Problem -> Write the data below out exactly as it stands. Do not include the pictures.

Figure data in JSON:
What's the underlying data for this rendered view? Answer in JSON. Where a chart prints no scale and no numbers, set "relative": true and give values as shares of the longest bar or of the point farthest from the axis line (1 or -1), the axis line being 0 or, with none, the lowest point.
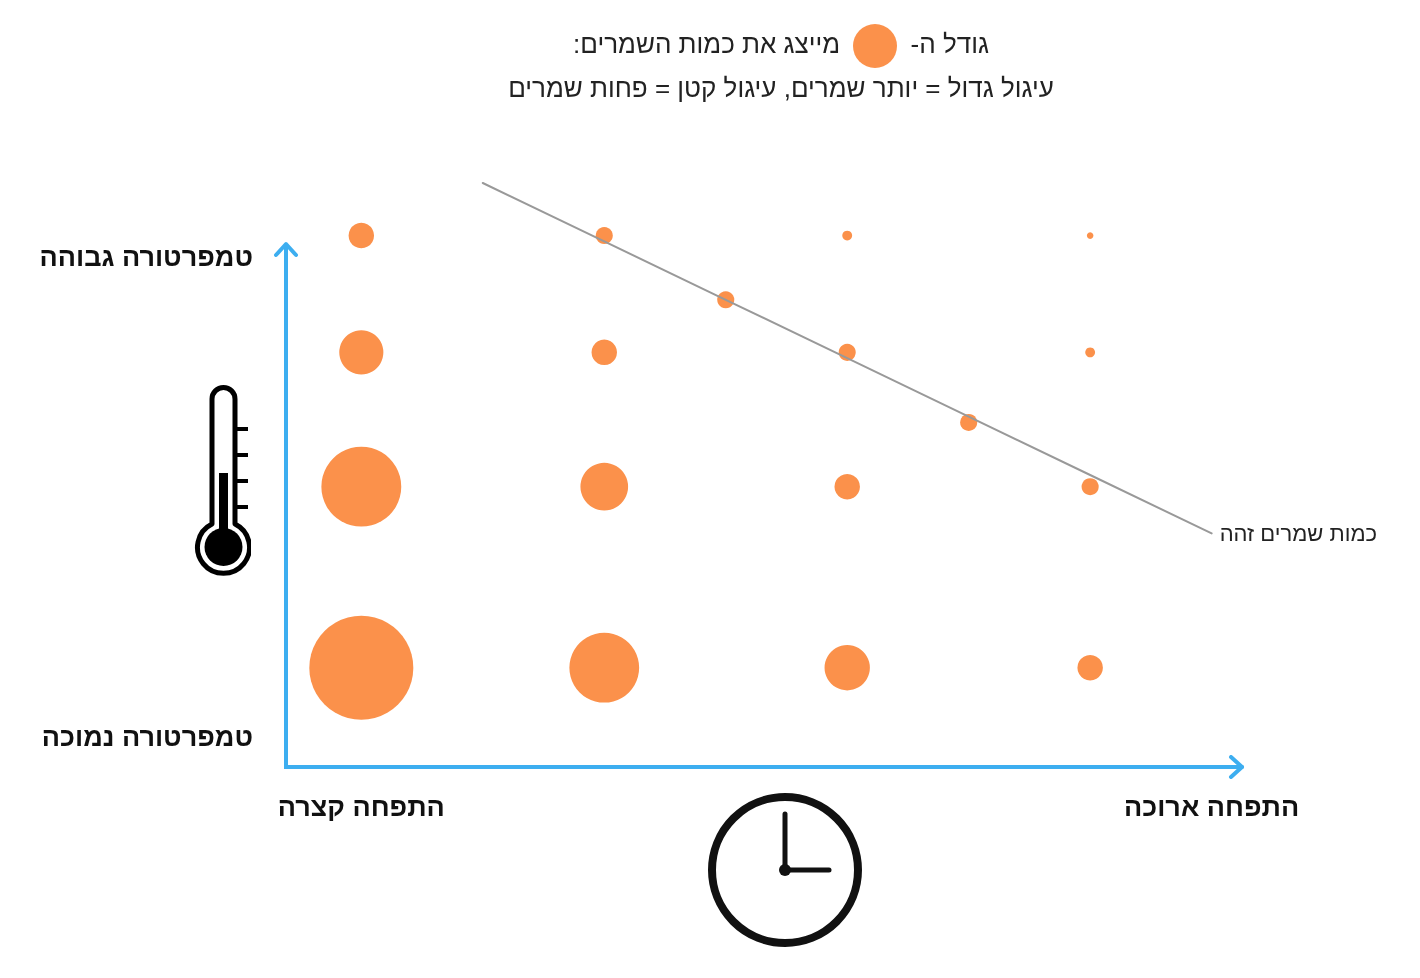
{
  "chart_data": {
    "type": "bubble",
    "title": "גודל ה- מייצג את כמות השמרים:",
    "subtitle": "עיגול גדול = יותר שמרים, עיגול קטן = פחות שמרים",
    "annotations": [
      "טמפרטורה גבוהה",
      "טמפרטורה נמוכה"
    ],
    "categories": [
      "התפחה קצרה",
      null,
      null,
      null,
      null,
      null,
      null,
      "התפחה ארוכה"
    ],
    "relative": true,
    "grid": false,
    "series": [
      {
        "color": "#fb914b",
        "marker": "circle",
        "values": [
          0.91,
          null,
          0.91,
          null,
          0.91,
          null,
          0.91,
          null
        ],
        "sizes": [
          0.06,
          null,
          0.027,
          null,
          0.009,
          null,
          0.004,
          null
        ]
      },
      {
        "color": "#fb914b",
        "marker": "circle",
        "values": [
          0.71,
          null,
          0.71,
          null,
          0.71,
          null,
          0.71,
          null
        ],
        "sizes": [
          0.18,
          null,
          0.06,
          null,
          0.027,
          null,
          0.009,
          null
        ]
      },
      {
        "color": "#fb914b",
        "marker": "circle",
        "values": [
          0.48,
          null,
          0.48,
          null,
          0.48,
          null,
          0.48,
          null
        ],
        "sizes": [
          0.59,
          null,
          0.21,
          null,
          0.06,
          null,
          0.027,
          null
        ]
      },
      {
        "color": "#fb914b",
        "marker": "circle",
        "values": [
          0.17,
          null,
          0.17,
          null,
          0.17,
          null,
          0.17,
          null
        ],
        "sizes": [
          1,
          null,
          0.45,
          null,
          0.19,
          null,
          0.06,
          null
        ]
      },
      {
        "color": "#fb914b",
        "marker": "circle",
        "values": [
          null,
          null,
          null,
          0.8,
          null,
          0.59,
          null,
          null
        ],
        "sizes": [
          null,
          null,
          null,
          0.027,
          null,
          0.027,
          null,
          null
        ]
      },
      {
        "type": "line",
        "name": "כמות שמרים זהה",
        "color": "#999999",
        "marker": "none",
        "values": [
          null,
          1,
          0.9,
          0.8,
          0.7,
          0.6,
          0.5,
          0.4
        ]
      }
    ]
  }
}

Correct output ->
What's the underlying data for this rendered view? Answer in JSON. Where a chart prints no scale and no numbers, set "relative": true and give values as shares of the longest bar or of the point farthest from the axis line (1 or -1), the axis line being 0 or, with none, the lowest point.
{
  "chart_data": {
    "type": "bubble",
    "title": "גודל ה- מייצג את כמות השמרים:",
    "subtitle": "עיגול גדול = יותר שמרים, עיגול קטן = פחות שמרים",
    "annotations": [
      "טמפרטורה גבוהה",
      "טמפרטורה נמוכה"
    ],
    "categories": [
      "התפחה קצרה",
      null,
      null,
      null,
      null,
      null,
      null,
      "התפחה ארוכה"
    ],
    "relative": true,
    "grid": false,
    "series": [
      {
        "color": "#fb914b",
        "marker": "circle",
        "values": [
          0.91,
          null,
          0.91,
          null,
          0.91,
          null,
          0.91,
          null
        ],
        "sizes": [
          0.06,
          null,
          0.027,
          null,
          0.009,
          null,
          0.004,
          null
        ]
      },
      {
        "color": "#fb914b",
        "marker": "circle",
        "values": [
          0.71,
          null,
          0.71,
          null,
          0.71,
          null,
          0.71,
          null
        ],
        "sizes": [
          0.18,
          null,
          0.06,
          null,
          0.027,
          null,
          0.009,
          null
        ]
      },
      {
        "color": "#fb914b",
        "marker": "circle",
        "values": [
          0.48,
          null,
          0.48,
          null,
          0.48,
          null,
          0.48,
          null
        ],
        "sizes": [
          0.59,
          null,
          0.21,
          null,
          0.06,
          null,
          0.027,
          null
        ]
      },
      {
        "color": "#fb914b",
        "marker": "circle",
        "values": [
          0.17,
          null,
          0.17,
          null,
          0.17,
          null,
          0.17,
          null
        ],
        "sizes": [
          1,
          null,
          0.45,
          null,
          0.19,
          null,
          0.06,
          null
        ]
      },
      {
        "color": "#fb914b",
        "marker": "circle",
        "values": [
          null,
          null,
          null,
          0.8,
          null,
          0.59,
          null,
          null
        ],
        "sizes": [
          null,
          null,
          null,
          0.027,
          null,
          0.027,
          null,
          null
        ]
      },
      {
        "type": "line",
        "name": "כמות שמרים זהה",
        "color": "#999999",
        "marker": "none",
        "values": [
          null,
          1,
          0.9,
          0.8,
          0.7,
          0.6,
          0.5,
          0.4
        ]
      }
    ]
  }
}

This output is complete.